Start of Information given
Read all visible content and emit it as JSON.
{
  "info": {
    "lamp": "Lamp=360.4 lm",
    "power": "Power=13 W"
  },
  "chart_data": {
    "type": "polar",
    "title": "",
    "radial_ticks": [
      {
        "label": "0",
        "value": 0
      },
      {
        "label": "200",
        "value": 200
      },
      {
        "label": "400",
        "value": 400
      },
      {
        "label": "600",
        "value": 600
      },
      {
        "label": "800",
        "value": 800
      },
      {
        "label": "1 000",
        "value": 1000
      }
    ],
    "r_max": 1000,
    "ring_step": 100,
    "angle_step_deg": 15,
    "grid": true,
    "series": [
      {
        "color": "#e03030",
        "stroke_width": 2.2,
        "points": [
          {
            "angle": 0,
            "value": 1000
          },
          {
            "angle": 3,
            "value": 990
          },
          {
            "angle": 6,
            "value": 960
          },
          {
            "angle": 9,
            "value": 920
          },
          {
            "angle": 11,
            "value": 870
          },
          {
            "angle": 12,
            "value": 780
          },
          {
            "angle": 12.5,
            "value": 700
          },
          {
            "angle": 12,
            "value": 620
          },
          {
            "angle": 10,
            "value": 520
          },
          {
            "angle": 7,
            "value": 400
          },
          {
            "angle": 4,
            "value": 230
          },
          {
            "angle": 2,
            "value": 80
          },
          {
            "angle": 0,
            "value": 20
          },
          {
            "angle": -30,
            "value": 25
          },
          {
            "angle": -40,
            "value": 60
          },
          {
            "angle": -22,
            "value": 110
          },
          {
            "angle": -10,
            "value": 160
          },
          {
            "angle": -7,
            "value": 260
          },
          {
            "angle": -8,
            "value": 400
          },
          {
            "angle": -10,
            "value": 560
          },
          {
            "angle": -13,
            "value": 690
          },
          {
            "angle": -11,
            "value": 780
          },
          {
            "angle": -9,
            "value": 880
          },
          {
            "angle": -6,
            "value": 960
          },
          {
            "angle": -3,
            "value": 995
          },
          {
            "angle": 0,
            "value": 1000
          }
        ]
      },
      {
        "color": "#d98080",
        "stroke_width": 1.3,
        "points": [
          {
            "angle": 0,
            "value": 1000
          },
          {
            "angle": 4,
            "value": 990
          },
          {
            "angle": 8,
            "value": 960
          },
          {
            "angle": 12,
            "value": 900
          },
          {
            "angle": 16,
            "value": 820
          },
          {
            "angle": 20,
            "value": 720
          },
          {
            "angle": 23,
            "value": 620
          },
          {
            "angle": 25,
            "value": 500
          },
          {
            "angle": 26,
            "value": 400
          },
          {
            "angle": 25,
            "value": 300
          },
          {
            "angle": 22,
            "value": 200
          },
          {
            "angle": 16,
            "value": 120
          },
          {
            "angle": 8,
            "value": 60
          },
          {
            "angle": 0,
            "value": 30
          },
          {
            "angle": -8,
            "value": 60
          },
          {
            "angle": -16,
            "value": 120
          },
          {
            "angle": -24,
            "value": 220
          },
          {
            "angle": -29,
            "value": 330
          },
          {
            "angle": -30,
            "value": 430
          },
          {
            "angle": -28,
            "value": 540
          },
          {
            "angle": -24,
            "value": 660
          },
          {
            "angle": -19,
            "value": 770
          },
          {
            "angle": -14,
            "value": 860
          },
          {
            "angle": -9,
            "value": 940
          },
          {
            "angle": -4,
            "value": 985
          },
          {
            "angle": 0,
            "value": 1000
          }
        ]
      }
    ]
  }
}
End of Information given
# Exercise brief
Show every line from the entries above in which "label" appears.

# Task answer
        "label": "0",
        "label": "200",
        "label": "400",
        "label": "600",
        "label": "800",
        "label": "1 000",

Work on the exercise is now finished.